---------- Given records ----------

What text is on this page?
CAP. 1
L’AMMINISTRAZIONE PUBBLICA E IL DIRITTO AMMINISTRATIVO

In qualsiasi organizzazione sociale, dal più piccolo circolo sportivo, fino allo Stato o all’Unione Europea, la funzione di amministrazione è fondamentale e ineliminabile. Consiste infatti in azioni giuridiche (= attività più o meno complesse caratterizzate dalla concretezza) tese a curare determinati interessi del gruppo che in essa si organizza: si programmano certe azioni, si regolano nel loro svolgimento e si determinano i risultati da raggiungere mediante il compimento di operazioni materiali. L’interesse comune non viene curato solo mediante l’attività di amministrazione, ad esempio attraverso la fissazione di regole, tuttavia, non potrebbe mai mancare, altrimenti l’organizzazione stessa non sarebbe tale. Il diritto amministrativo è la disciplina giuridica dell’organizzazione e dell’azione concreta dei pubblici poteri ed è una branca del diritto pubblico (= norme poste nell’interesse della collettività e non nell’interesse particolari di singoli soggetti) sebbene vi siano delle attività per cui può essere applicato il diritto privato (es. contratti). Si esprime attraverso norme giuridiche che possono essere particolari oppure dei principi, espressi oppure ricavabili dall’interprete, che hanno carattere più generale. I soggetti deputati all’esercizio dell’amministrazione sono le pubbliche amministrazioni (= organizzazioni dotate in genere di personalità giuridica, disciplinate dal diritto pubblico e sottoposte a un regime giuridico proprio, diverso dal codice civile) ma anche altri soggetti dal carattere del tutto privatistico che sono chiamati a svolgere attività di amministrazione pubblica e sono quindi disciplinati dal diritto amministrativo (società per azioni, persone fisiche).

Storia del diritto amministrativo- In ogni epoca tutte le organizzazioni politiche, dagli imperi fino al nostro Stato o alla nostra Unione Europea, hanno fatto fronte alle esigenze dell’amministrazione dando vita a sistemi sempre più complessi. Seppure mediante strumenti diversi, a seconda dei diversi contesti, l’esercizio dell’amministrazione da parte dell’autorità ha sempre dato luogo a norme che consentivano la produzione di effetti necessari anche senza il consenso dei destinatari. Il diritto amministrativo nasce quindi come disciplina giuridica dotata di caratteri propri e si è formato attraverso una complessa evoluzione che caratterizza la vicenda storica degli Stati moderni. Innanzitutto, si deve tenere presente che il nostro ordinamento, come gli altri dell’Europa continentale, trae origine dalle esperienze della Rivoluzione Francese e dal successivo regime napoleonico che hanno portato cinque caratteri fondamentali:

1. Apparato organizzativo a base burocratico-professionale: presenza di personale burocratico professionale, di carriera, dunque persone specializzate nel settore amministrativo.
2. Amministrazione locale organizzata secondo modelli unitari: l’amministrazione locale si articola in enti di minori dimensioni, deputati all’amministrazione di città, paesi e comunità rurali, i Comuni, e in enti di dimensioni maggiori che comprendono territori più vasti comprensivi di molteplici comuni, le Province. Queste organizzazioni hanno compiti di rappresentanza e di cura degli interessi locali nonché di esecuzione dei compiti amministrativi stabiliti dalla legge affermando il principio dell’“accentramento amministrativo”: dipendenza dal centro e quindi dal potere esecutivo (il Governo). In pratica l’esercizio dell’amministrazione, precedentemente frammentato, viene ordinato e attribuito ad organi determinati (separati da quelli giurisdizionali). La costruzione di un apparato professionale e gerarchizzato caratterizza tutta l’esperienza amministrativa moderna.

----------

**Short problem:** Copy down the whole of the data above, matching it exactly.

**Reply to the task:**
What text is on this page?
CAP. 1
L’AMMINISTRAZIONE PUBBLICA E IL DIRITTO AMMINISTRATIVO

In qualsiasi organizzazione sociale, dal più piccolo circolo sportivo, fino allo Stato o all’Unione Europea, la funzione di amministrazione è fondamentale e ineliminabile. Consiste infatti in azioni giuridiche (= attività più o meno complesse caratterizzate dalla concretezza) tese a curare determinati interessi del gruppo che in essa si organizza: si programmano certe azioni, si regolano nel loro svolgimento e si determinano i risultati da raggiungere mediante il compimento di operazioni materiali. L’interesse comune non viene curato solo mediante l’attività di amministrazione, ad esempio attraverso la fissazione di regole, tuttavia, non potrebbe mai mancare, altrimenti l’organizzazione stessa non sarebbe tale. Il diritto amministrativo è la disciplina giuridica dell’organizzazione e dell’azione concreta dei pubblici poteri ed è una branca del diritto pubblico (= norme poste nell’interesse della collettività e non nell’interesse particolari di singoli soggetti) sebbene vi siano delle attività per cui può essere applicato il diritto privato (es. contratti). Si esprime attraverso norme giuridiche che possono essere particolari oppure dei principi, espressi oppure ricavabili dall’interprete, che hanno carattere più generale. I soggetti deputati all’esercizio dell’amministrazione sono le pubbliche amministrazioni (= organizzazioni dotate in genere di personalità giuridica, disciplinate dal diritto pubblico e sottoposte a un regime giuridico proprio, diverso dal codice civile) ma anche altri soggetti dal carattere del tutto privatistico che sono chiamati a svolgere attività di amministrazione pubblica e sono quindi disciplinati dal diritto amministrativo (società per azioni, persone fisiche).

Storia del diritto amministrativo- In ogni epoca tutte le organizzazioni politiche, dagli imperi fino al nostro Stato o alla nostra Unione Europea, hanno fatto fronte alle esigenze dell’amministrazione dando vita a sistemi sempre più complessi. Seppure mediante strumenti diversi, a seconda dei diversi contesti, l’esercizio dell’amministrazione da parte dell’autorità ha sempre dato luogo a norme che consentivano la produzione di effetti necessari anche senza il consenso dei destinatari. Il diritto amministrativo nasce quindi come disciplina giuridica dotata di caratteri propri e si è formato attraverso una complessa evoluzione che caratterizza la vicenda storica degli Stati moderni. Innanzitutto, si deve tenere presente che il nostro ordinamento, come gli altri dell’Europa continentale, trae origine dalle esperienze della Rivoluzione Francese e dal successivo regime napoleonico che hanno portato cinque caratteri fondamentali:

1. Apparato organizzativo a base burocratico-professionale: presenza di personale burocratico professionale, di carriera, dunque persone specializzate nel settore amministrativo.
2. Amministrazione locale organizzata secondo modelli unitari: l’amministrazione locale si articola in enti di minori dimensioni, deputati all’amministrazione di città, paesi e comunità rurali, i Comuni, e in enti di dimensioni maggiori che comprendono territori più vasti comprensivi di molteplici comuni, le Province. Queste organizzazioni hanno compiti di rappresentanza e di cura degli interessi locali nonché di esecuzione dei compiti amministrativi stabiliti dalla legge affermando il principio dell’“accentramento amministrativo”: dipendenza dal centro e quindi dal potere esecutivo (il Governo). In pratica l’esercizio dell’amministrazione, precedentemente frammentato, viene ordinato e attribuito ad organi determinati (separati da quelli giurisdizionali). La costruzione di un apparato professionale e gerarchizzato caratterizza tutta l’esperienza amministrativa moderna.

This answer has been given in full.